TASK INSTRUCTIONS:
Copy out all of the material exactly as presented.

RECORDS PROVIDED:

■ ■ ■ ■

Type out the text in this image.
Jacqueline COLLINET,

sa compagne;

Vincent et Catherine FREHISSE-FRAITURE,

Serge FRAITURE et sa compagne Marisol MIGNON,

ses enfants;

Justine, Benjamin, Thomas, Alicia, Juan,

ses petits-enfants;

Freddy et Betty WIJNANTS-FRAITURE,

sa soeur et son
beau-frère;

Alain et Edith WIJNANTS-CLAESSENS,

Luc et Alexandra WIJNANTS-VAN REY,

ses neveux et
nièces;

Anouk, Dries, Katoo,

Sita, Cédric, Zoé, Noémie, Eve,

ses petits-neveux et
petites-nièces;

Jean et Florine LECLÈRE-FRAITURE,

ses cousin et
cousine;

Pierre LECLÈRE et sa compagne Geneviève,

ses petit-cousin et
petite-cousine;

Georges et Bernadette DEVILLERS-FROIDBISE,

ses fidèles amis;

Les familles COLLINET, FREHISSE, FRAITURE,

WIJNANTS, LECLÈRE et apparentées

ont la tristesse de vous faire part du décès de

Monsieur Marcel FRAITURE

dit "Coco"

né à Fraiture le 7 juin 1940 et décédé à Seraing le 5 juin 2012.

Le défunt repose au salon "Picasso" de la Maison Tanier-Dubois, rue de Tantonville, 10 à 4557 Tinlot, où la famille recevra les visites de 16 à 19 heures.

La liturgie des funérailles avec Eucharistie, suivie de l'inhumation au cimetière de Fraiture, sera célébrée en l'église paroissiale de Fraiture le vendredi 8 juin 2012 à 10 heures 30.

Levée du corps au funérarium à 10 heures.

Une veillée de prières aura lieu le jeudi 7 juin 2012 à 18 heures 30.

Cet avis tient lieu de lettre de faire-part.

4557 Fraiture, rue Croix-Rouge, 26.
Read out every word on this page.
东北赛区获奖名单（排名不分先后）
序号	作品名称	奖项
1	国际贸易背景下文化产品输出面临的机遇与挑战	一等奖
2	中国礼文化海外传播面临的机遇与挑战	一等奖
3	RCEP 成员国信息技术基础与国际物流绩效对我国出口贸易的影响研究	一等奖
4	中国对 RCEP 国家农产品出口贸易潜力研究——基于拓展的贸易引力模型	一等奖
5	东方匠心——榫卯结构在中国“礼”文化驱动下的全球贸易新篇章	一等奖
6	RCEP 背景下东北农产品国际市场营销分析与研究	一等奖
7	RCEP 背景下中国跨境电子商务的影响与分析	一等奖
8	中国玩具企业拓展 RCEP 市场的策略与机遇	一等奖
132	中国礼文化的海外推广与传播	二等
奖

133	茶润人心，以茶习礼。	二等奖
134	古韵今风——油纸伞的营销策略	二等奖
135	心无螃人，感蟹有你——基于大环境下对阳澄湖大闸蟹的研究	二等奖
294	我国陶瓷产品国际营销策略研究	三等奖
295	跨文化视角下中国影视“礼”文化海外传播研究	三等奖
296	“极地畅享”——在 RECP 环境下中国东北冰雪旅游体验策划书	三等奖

■ ■ ■ ■

WORKED ANSWER:
Type out the text in this image.
Jacqueline COLLINET,

sa compagne;

Vincent et Catherine FREHISSE-FRAITURE,

Serge FRAITURE et sa compagne Marisol MIGNON,

ses enfants;

Justine, Benjamin, Thomas, Alicia, Juan,

ses petits-enfants;

Freddy et Betty WIJNANTS-FRAITURE,

sa soeur et son
beau-frère;

Alain et Edith WIJNANTS-CLAESSENS,

Luc et Alexandra WIJNANTS-VAN REY,

ses neveux et
nièces;

Anouk, Dries, Katoo,

Sita, Cédric, Zoé, Noémie, Eve,

ses petits-neveux et
petites-nièces;

Jean et Florine LECLÈRE-FRAITURE,

ses cousin et
cousine;

Pierre LECLÈRE et sa compagne Geneviève,

ses petit-cousin et
petite-cousine;

Georges et Bernadette DEVILLERS-FROIDBISE,

ses fidèles amis;

Les familles COLLINET, FREHISSE, FRAITURE,

WIJNANTS, LECLÈRE et apparentées

ont la tristesse de vous faire part du décès de

Monsieur Marcel FRAITURE

dit "Coco"

né à Fraiture le 7 juin 1940 et décédé à Seraing le 5 juin 2012.

Le défunt repose au salon "Picasso" de la Maison Tanier-Dubois, rue de Tantonville, 10 à 4557 Tinlot, où la famille recevra les visites de 16 à 19 heures.

La liturgie des funérailles avec Eucharistie, suivie de l'inhumation au cimetière de Fraiture, sera célébrée en l'église paroissiale de Fraiture le vendredi 8 juin 2012 à 10 heures 30.

Levée du corps au funérarium à 10 heures.

Une veillée de prières aura lieu le jeudi 7 juin 2012 à 18 heures 30.

Cet avis tient lieu de lettre de faire-part.

4557 Fraiture, rue Croix-Rouge, 26.
Read out every word on this page.
东北赛区获奖名单（排名不分先后）
序号	作品名称	奖项
1	国际贸易背景下文化产品输出面临的机遇与挑战	一等奖
2	中国礼文化海外传播面临的机遇与挑战	一等奖
3	RCEP 成员国信息技术基础与国际物流绩效对我国出口贸易的影响研究	一等奖
4	中国对 RCEP 国家农产品出口贸易潜力研究——基于拓展的贸易引力模型	一等奖
5	东方匠心——榫卯结构在中国“礼”文化驱动下的全球贸易新篇章	一等奖
6	RCEP 背景下东北农产品国际市场营销分析与研究	一等奖
7	RCEP 背景下中国跨境电子商务的影响与分析	一等奖
8	中国玩具企业拓展 RCEP 市场的策略与机遇	一等奖
132	中国礼文化的海外推广与传播	二等
奖

133	茶润人心，以茶习礼。	二等奖
134	古韵今风——油纸伞的营销策略	二等奖
135	心无螃人，感蟹有你——基于大环境下对阳澄湖大闸蟹的研究	二等奖
294	我国陶瓷产品国际营销策略研究	三等奖
295	跨文化视角下中国影视“礼”文化海外传播研究	三等奖
296	“极地畅享”——在 RECP 环境下中国东北冰雪旅游体验策划书	三等奖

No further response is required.